— START OF SUPPLIED INFORMATION —
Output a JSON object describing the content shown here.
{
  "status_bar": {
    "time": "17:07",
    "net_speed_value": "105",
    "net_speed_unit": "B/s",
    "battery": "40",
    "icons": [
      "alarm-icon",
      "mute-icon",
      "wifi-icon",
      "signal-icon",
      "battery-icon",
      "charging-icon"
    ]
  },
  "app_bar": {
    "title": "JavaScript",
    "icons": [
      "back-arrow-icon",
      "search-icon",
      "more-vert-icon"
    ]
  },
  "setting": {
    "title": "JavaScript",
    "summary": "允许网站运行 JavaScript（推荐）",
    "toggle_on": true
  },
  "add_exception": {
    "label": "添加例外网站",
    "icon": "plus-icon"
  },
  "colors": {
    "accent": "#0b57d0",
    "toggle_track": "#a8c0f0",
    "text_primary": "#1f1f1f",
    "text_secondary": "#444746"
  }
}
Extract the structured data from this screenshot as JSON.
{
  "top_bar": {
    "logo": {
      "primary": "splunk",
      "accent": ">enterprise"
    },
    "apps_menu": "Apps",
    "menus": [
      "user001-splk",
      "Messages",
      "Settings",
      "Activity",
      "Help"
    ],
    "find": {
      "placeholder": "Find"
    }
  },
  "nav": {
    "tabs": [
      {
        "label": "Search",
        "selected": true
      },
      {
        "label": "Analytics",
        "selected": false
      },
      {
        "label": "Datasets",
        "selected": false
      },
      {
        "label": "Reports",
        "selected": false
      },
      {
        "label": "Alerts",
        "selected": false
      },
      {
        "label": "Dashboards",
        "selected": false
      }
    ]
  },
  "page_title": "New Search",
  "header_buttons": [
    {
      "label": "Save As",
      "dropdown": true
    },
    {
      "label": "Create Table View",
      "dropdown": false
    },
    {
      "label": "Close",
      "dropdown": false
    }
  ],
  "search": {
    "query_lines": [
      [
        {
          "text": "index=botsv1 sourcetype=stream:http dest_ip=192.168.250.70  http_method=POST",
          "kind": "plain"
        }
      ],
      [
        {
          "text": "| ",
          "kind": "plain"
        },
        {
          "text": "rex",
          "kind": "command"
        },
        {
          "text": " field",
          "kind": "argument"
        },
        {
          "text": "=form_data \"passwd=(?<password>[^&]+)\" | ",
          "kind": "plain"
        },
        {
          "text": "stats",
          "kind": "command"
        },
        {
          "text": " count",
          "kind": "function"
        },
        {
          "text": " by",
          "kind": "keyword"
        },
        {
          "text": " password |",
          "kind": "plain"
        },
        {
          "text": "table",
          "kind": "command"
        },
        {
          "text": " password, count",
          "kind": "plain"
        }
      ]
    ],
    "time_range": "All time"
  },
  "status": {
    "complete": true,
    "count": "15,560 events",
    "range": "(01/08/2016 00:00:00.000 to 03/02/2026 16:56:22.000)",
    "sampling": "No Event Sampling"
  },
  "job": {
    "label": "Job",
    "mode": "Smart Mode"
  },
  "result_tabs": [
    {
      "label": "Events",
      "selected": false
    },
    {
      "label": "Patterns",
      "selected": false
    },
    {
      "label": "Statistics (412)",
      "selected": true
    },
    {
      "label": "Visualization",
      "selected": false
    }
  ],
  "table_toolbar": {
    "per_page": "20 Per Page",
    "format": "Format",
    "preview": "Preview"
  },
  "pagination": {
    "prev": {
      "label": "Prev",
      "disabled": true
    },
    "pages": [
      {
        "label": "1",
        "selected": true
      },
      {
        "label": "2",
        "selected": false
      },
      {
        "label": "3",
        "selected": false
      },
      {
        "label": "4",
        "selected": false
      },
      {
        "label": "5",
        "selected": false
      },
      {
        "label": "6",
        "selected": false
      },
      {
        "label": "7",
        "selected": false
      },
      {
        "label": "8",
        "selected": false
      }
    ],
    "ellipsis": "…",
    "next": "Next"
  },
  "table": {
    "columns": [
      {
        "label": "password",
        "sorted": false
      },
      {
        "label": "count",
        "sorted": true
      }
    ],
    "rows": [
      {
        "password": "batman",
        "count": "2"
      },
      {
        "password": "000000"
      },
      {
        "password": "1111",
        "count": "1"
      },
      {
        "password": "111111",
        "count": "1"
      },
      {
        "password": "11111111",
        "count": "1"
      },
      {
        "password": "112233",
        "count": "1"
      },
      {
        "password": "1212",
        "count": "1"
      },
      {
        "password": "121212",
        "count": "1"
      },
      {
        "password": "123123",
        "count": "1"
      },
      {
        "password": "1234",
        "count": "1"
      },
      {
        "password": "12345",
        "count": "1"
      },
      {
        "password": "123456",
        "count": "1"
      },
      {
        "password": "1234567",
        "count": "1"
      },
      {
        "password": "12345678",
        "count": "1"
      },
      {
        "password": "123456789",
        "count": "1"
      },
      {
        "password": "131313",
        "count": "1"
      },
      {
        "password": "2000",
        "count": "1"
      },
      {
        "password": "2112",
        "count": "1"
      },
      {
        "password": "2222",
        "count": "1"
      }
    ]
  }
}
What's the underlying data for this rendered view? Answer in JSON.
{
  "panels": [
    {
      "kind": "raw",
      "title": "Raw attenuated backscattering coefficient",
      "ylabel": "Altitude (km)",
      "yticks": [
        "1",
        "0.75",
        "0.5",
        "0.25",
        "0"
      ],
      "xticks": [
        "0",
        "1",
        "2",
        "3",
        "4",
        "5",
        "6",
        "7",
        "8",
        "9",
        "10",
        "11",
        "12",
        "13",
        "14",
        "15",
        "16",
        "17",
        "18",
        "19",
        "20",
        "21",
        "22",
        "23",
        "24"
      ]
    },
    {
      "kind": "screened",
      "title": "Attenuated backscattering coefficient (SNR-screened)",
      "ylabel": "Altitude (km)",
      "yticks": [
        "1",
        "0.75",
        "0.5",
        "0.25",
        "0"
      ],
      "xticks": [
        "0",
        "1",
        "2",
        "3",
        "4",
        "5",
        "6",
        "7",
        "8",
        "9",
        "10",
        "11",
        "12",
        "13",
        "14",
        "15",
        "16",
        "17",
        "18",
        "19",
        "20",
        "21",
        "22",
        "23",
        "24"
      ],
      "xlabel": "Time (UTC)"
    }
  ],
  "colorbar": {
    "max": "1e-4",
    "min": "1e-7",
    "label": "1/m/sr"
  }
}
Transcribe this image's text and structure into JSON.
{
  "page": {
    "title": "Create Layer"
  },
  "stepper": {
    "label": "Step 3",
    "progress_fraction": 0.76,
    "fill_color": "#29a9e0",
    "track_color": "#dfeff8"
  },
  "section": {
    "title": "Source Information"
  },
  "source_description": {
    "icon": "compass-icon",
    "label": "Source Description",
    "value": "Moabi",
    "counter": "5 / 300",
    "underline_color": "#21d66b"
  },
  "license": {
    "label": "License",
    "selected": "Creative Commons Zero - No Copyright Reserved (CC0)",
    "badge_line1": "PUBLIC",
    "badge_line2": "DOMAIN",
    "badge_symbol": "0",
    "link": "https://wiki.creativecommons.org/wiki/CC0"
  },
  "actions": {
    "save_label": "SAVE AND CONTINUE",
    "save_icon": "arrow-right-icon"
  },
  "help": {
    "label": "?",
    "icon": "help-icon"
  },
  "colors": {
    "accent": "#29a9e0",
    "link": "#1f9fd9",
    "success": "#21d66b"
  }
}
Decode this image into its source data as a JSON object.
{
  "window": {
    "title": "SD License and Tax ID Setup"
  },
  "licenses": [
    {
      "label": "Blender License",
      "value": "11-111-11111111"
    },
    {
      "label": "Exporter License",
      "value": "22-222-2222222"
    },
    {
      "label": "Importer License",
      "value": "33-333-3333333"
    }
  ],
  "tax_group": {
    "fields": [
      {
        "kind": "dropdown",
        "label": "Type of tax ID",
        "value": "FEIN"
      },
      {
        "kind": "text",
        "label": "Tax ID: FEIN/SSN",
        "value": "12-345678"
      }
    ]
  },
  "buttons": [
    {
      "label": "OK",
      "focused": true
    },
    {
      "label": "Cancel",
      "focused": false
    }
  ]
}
— END OF SUPPLIED INFORMATION —
- WRITTEN INSTRUCTION:
Isolate the lines above that contain the word "image" and copy them.

- PROBLEM SOLUTION:
Transcribe this image's text and structure into JSON.
Decode this image into its source data as a JSON object.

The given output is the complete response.